WRITTEN INSTRUCTION:
Sort through the entries below and pull out lines containing the word "this".

DATASET ENTRIES:
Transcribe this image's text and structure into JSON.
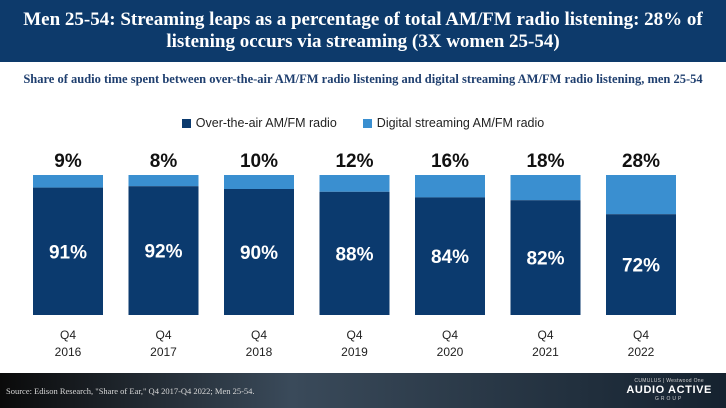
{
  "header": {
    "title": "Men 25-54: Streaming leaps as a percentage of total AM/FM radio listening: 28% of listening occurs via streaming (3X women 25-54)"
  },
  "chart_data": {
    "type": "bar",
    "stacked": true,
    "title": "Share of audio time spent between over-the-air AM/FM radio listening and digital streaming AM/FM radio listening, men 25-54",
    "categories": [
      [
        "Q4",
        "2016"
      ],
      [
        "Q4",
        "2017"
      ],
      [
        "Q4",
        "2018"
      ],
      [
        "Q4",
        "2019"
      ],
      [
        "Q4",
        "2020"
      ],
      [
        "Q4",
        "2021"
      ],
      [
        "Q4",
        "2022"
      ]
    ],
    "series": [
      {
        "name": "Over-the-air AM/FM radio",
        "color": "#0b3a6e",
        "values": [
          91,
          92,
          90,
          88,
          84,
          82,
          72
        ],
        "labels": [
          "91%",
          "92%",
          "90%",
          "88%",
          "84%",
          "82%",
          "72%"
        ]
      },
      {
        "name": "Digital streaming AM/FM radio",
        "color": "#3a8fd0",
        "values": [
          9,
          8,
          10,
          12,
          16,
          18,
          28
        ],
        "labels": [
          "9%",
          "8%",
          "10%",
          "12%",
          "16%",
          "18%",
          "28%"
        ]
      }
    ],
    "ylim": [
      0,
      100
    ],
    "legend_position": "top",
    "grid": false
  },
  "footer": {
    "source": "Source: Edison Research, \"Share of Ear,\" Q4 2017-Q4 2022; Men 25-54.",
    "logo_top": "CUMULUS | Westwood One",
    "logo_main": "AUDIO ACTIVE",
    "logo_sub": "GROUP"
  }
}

==

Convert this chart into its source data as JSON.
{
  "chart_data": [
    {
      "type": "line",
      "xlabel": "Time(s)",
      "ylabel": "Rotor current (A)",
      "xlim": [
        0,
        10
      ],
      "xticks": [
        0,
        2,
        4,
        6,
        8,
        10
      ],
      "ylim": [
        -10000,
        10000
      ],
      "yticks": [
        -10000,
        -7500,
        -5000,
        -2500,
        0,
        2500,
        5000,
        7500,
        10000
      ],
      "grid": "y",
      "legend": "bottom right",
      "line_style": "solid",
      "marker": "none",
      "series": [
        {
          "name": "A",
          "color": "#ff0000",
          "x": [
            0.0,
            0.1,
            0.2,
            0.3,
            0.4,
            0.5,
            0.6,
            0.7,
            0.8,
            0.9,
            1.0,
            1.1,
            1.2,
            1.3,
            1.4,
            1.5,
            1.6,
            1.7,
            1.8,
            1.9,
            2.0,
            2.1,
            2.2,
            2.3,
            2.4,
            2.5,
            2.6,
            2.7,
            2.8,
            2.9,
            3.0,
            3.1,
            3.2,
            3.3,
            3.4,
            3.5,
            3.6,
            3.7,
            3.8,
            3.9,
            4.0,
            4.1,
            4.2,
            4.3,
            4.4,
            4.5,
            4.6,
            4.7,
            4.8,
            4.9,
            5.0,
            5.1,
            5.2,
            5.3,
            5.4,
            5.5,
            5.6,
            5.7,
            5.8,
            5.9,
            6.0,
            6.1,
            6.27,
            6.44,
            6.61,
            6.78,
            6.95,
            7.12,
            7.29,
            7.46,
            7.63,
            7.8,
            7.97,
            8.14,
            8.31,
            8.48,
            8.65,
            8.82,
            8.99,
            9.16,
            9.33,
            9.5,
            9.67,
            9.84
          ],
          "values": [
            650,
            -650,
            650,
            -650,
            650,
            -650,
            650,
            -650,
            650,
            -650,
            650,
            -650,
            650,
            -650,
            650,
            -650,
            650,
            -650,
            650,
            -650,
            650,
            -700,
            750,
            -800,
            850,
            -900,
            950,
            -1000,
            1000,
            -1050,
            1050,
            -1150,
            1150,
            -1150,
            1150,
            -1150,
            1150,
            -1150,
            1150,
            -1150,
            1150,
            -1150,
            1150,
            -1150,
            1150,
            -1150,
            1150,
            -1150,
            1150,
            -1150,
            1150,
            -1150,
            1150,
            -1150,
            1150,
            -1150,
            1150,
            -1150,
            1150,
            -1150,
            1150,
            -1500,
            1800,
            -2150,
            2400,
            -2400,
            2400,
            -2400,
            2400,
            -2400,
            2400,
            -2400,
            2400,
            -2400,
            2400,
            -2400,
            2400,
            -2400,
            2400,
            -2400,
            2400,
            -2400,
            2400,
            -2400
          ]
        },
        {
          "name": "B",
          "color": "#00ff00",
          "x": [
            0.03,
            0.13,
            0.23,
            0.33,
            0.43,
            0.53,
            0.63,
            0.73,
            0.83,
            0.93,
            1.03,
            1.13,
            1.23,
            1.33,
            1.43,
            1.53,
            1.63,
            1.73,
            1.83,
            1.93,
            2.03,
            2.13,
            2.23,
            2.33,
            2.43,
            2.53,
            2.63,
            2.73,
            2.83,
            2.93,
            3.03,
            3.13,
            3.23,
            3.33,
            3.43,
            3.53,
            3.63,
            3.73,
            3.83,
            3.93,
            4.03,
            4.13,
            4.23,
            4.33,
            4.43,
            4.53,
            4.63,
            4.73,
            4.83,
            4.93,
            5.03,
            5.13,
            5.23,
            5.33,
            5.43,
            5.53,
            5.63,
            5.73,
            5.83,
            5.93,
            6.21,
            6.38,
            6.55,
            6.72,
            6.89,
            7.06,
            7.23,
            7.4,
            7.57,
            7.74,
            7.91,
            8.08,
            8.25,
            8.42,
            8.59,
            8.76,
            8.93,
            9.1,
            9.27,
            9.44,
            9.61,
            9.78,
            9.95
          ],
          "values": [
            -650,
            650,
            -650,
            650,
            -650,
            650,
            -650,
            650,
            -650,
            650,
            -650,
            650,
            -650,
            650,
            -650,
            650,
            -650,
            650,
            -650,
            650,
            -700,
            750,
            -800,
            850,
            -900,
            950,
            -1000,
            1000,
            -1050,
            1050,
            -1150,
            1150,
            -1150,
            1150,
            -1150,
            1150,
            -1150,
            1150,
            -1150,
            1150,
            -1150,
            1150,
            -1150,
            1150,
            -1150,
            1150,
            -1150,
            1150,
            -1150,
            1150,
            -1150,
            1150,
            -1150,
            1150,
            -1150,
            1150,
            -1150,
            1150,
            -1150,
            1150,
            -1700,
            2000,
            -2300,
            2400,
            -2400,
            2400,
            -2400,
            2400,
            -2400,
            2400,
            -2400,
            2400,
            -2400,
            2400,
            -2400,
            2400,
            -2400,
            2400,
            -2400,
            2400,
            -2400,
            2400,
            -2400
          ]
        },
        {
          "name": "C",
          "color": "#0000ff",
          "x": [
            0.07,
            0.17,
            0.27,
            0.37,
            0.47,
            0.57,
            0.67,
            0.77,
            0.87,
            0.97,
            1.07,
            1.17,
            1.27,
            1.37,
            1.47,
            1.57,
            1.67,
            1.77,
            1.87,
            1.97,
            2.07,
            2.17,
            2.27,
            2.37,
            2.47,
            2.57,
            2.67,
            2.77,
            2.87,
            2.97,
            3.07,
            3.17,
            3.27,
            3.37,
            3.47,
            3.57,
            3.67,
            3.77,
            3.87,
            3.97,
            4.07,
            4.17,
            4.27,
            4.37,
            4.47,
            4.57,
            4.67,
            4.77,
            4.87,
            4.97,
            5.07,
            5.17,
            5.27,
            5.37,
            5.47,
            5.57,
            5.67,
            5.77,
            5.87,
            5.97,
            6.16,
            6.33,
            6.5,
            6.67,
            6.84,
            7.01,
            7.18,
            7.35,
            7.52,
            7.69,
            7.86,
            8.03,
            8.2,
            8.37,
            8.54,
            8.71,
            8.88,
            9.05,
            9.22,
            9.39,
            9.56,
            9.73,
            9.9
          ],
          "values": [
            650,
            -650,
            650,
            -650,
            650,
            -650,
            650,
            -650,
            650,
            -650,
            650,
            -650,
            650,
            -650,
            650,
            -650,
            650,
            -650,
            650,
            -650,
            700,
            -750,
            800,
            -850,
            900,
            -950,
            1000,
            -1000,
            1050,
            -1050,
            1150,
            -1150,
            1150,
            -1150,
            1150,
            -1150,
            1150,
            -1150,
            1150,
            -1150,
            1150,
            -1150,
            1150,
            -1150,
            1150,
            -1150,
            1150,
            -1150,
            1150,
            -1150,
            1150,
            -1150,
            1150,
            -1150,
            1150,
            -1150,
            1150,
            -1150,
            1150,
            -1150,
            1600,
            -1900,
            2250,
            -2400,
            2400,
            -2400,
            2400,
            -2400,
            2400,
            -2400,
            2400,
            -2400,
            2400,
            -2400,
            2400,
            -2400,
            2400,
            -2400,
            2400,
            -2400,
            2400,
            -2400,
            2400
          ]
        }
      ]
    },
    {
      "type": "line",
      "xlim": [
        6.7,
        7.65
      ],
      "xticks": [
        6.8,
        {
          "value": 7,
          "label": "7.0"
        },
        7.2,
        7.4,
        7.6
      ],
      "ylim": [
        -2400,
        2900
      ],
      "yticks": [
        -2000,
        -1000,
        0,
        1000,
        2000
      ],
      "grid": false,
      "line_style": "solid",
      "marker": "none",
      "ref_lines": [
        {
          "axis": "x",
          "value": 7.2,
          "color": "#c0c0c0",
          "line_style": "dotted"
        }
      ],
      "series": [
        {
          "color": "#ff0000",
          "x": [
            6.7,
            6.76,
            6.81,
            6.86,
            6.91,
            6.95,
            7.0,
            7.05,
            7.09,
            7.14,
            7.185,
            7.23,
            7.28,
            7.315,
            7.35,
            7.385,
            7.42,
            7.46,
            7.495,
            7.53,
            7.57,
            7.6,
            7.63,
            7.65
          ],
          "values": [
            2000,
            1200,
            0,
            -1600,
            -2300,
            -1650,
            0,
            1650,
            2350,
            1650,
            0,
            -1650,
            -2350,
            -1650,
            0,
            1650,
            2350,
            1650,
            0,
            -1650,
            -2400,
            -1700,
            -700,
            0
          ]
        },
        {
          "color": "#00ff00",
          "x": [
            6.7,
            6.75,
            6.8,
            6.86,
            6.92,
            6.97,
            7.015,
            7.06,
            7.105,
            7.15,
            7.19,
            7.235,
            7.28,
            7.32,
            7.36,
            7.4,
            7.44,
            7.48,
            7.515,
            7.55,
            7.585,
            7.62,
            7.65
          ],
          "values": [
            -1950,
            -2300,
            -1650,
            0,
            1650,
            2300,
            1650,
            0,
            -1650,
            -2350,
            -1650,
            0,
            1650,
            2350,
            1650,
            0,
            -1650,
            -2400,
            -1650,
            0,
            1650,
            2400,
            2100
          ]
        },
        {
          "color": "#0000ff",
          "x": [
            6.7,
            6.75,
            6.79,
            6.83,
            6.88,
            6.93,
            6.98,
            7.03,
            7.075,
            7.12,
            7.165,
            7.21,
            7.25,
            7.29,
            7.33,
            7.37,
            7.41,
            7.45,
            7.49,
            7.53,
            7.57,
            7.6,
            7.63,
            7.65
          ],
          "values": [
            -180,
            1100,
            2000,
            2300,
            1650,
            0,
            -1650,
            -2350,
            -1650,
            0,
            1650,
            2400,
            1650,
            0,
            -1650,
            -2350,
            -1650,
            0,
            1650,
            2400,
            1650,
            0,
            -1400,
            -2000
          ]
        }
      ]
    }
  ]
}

REPLY TO THE EXERCISE:
Transcribe this image's text and structure into JSON.
Convert this chart into its source data as JSON.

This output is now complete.